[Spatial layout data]
%%
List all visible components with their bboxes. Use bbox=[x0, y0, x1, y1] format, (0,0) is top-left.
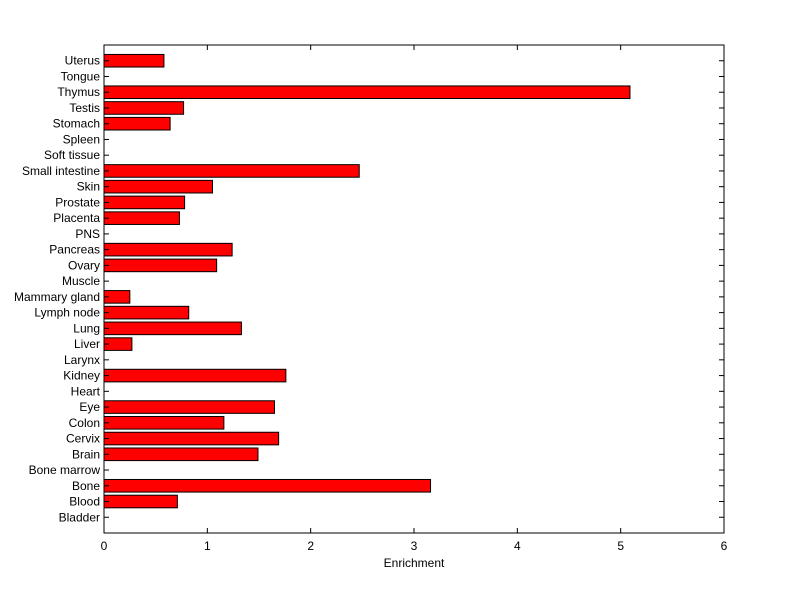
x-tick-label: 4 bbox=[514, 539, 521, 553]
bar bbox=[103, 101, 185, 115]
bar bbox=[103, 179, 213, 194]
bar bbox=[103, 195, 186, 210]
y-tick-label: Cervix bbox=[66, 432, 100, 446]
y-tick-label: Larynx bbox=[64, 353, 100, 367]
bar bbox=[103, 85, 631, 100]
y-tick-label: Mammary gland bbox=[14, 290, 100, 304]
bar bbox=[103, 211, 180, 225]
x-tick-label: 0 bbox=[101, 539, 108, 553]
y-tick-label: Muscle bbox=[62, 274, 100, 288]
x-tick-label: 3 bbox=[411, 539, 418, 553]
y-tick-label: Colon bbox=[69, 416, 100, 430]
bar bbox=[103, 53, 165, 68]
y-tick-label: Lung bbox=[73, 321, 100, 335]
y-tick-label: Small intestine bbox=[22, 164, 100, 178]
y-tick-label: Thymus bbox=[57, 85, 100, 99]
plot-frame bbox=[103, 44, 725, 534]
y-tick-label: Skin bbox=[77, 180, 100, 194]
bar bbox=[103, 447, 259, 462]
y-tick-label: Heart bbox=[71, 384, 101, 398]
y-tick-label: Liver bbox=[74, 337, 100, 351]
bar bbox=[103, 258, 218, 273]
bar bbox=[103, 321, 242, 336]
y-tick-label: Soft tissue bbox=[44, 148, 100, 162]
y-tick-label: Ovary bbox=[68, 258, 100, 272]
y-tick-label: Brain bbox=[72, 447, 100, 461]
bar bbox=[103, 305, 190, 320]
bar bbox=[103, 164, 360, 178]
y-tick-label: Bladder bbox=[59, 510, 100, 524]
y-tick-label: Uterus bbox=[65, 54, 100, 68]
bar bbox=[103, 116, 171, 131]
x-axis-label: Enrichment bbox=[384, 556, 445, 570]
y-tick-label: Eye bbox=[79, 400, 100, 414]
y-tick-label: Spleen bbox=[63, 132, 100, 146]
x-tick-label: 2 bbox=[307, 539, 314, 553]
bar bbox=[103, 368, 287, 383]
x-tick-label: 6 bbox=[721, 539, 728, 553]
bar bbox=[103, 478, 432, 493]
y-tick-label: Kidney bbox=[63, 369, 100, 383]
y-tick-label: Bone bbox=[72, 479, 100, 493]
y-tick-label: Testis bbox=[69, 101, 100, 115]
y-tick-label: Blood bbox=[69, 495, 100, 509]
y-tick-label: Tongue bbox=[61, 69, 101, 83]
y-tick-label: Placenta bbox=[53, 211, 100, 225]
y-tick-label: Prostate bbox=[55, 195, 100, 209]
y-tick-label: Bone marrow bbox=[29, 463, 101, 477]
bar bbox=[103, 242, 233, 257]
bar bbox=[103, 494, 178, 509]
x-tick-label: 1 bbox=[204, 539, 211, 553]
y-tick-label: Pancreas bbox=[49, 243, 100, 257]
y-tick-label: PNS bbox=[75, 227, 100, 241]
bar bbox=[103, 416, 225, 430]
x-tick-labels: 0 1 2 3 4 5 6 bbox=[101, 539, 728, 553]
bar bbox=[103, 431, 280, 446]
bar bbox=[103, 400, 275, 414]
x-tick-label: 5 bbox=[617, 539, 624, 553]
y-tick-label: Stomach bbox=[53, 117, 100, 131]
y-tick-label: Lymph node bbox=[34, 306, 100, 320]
%%
Exercise. Print all the entries above again, word for word, leaving out the pictures.

Answer for the task.
List all visible components with their bboxes. Use bbox=[x0, y0, x1, y1] format, (0,0) is top-left.
x-tick-label: 4 bbox=[514, 539, 521, 553]
bar bbox=[103, 101, 185, 115]
bar bbox=[103, 179, 213, 194]
bar bbox=[103, 195, 186, 210]
y-tick-label: Cervix bbox=[66, 432, 100, 446]
y-tick-label: Larynx bbox=[64, 353, 100, 367]
bar bbox=[103, 85, 631, 100]
y-tick-label: Mammary gland bbox=[14, 290, 100, 304]
bar bbox=[103, 211, 180, 225]
x-tick-label: 0 bbox=[101, 539, 108, 553]
y-tick-label: Muscle bbox=[62, 274, 100, 288]
x-tick-label: 3 bbox=[411, 539, 418, 553]
y-tick-label: Colon bbox=[69, 416, 100, 430]
bar bbox=[103, 53, 165, 68]
y-tick-label: Lung bbox=[73, 321, 100, 335]
y-tick-label: Small intestine bbox=[22, 164, 100, 178]
y-tick-label: Thymus bbox=[57, 85, 100, 99]
plot-frame bbox=[103, 44, 725, 534]
y-tick-label: Skin bbox=[77, 180, 100, 194]
bar bbox=[103, 447, 259, 462]
y-tick-label: Heart bbox=[71, 384, 101, 398]
y-tick-label: Liver bbox=[74, 337, 100, 351]
bar bbox=[103, 258, 218, 273]
bar bbox=[103, 321, 242, 336]
y-tick-label: Soft tissue bbox=[44, 148, 100, 162]
y-tick-label: Ovary bbox=[68, 258, 100, 272]
y-tick-label: Brain bbox=[72, 447, 100, 461]
bar bbox=[103, 305, 190, 320]
bar bbox=[103, 164, 360, 178]
y-tick-label: Bladder bbox=[59, 510, 100, 524]
y-tick-label: Uterus bbox=[65, 54, 100, 68]
bar bbox=[103, 116, 171, 131]
x-axis-label: Enrichment bbox=[384, 556, 445, 570]
y-tick-label: Eye bbox=[79, 400, 100, 414]
y-tick-label: Spleen bbox=[63, 132, 100, 146]
x-tick-label: 2 bbox=[307, 539, 314, 553]
bar bbox=[103, 368, 287, 383]
x-tick-label: 6 bbox=[721, 539, 728, 553]
bar bbox=[103, 478, 432, 493]
y-tick-label: Kidney bbox=[63, 369, 100, 383]
y-tick-label: Bone bbox=[72, 479, 100, 493]
y-tick-label: Testis bbox=[69, 101, 100, 115]
y-tick-label: Blood bbox=[69, 495, 100, 509]
y-tick-label: Tongue bbox=[61, 69, 101, 83]
y-tick-label: Placenta bbox=[53, 211, 100, 225]
y-tick-label: Prostate bbox=[55, 195, 100, 209]
y-tick-label: Bone marrow bbox=[29, 463, 101, 477]
bar bbox=[103, 242, 233, 257]
bar bbox=[103, 494, 178, 509]
x-tick-label: 1 bbox=[204, 539, 211, 553]
y-tick-label: Pancreas bbox=[49, 243, 100, 257]
y-tick-label: PNS bbox=[75, 227, 100, 241]
bar bbox=[103, 416, 225, 430]
x-tick-labels: 0 1 2 3 4 5 6 bbox=[101, 539, 728, 553]
bar bbox=[103, 431, 280, 446]
bar bbox=[103, 400, 275, 414]
x-tick-label: 5 bbox=[617, 539, 624, 553]
y-tick-label: Stomach bbox=[53, 117, 100, 131]
y-tick-label: Lymph node bbox=[34, 306, 100, 320]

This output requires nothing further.